**TO DO**
Within this material, how many lines have the string "electrical" in them? The answer is a number, with nothing added.

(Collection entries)

--------------------------------------------------

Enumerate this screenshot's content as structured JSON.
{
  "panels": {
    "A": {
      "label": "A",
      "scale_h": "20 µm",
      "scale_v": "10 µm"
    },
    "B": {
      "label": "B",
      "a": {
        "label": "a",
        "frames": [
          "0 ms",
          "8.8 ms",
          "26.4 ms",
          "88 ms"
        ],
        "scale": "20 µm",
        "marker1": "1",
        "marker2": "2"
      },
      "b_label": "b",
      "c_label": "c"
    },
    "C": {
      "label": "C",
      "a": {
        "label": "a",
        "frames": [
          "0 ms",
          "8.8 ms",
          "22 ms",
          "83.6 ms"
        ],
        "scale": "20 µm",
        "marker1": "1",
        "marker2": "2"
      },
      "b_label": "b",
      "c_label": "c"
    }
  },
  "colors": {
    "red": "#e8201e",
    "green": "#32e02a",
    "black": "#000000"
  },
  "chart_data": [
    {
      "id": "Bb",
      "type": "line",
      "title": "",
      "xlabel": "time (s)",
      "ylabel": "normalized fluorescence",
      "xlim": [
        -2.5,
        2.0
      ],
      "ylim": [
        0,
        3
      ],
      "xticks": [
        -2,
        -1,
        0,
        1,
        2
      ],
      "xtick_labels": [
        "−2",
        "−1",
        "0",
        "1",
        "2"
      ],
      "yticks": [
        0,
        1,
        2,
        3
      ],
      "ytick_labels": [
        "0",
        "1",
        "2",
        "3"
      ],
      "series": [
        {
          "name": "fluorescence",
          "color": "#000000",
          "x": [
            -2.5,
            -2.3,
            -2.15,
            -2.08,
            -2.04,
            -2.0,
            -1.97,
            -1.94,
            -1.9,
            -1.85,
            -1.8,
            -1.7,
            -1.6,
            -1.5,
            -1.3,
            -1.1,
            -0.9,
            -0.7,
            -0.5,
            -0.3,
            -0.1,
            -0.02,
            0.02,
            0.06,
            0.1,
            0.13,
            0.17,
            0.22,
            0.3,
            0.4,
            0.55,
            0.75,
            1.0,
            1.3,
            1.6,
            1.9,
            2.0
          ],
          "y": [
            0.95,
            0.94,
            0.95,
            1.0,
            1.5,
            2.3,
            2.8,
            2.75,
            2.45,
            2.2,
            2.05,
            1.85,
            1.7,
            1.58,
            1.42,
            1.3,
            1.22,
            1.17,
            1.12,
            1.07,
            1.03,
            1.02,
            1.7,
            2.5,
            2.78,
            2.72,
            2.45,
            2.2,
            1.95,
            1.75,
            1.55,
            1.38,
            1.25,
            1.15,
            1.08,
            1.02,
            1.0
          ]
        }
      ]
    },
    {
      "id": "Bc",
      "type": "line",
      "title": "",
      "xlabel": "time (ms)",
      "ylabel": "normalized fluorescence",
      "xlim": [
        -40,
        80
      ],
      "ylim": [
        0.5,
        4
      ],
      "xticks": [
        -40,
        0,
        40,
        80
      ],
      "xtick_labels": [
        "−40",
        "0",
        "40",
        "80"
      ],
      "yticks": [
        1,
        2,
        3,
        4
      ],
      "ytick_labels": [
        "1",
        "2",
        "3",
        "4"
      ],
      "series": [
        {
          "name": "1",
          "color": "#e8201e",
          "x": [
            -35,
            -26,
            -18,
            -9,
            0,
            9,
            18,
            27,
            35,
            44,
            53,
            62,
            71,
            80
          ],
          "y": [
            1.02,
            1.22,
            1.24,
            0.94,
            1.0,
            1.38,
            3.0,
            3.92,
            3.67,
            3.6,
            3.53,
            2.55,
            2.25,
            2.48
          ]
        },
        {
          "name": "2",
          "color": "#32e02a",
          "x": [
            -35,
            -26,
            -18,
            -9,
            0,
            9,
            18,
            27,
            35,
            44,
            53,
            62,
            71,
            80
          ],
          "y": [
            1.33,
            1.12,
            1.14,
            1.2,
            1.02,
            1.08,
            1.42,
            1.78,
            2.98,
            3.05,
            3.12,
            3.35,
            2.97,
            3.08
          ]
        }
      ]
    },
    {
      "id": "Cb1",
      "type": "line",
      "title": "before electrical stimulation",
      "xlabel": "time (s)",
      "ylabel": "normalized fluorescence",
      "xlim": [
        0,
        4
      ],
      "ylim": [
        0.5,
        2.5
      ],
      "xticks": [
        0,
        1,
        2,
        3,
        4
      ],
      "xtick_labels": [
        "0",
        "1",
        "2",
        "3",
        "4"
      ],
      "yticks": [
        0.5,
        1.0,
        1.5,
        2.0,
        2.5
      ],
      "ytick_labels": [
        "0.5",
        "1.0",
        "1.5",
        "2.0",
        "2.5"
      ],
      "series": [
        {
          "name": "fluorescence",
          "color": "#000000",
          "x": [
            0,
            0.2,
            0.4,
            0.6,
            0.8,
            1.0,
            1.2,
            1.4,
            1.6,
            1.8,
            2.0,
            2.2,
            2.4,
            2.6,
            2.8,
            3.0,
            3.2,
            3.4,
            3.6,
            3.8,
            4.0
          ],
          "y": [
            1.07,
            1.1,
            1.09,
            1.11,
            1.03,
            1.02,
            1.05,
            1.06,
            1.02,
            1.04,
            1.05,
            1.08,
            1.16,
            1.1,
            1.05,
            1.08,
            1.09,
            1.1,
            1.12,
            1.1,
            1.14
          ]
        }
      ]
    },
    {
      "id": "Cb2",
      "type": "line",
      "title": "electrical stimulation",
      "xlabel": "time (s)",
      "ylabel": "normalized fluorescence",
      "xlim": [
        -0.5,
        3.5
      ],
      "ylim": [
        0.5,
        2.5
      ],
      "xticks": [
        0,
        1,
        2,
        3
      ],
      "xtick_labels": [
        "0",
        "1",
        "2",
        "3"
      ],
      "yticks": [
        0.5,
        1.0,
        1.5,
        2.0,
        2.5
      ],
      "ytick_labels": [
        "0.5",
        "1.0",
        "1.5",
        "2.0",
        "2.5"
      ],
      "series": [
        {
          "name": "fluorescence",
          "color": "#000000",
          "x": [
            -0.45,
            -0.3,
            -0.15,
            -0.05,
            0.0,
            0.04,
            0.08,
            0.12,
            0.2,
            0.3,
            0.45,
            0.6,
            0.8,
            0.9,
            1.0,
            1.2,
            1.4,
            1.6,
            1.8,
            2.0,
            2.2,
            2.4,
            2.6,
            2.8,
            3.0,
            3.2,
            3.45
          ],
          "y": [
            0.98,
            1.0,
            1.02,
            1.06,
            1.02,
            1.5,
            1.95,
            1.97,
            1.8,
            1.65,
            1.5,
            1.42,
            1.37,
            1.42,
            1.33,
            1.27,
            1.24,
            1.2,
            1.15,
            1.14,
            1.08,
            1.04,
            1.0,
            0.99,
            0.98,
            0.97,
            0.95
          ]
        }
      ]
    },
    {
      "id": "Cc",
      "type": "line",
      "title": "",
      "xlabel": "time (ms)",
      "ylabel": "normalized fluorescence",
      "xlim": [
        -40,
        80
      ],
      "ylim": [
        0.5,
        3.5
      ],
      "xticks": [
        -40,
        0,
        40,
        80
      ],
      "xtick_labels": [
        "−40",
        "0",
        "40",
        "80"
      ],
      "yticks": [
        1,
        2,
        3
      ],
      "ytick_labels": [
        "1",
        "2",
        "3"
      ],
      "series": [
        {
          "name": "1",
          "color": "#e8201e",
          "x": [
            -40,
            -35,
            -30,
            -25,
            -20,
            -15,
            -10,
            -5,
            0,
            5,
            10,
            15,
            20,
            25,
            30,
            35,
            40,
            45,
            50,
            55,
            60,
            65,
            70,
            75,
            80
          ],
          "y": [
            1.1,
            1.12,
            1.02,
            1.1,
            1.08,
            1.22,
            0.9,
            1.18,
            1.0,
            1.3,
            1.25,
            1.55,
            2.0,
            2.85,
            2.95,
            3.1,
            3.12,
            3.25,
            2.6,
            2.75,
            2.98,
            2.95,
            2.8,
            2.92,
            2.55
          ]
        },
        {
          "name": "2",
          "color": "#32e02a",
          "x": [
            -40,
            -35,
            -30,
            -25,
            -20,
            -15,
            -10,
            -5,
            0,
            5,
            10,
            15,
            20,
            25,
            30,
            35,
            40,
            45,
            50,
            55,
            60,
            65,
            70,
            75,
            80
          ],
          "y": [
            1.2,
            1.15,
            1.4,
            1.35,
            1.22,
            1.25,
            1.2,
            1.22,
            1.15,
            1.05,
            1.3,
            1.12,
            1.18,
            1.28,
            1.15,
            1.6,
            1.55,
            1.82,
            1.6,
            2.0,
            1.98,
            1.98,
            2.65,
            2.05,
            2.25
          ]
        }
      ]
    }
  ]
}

--------------------------------------------------

**THE SOLUTION**
2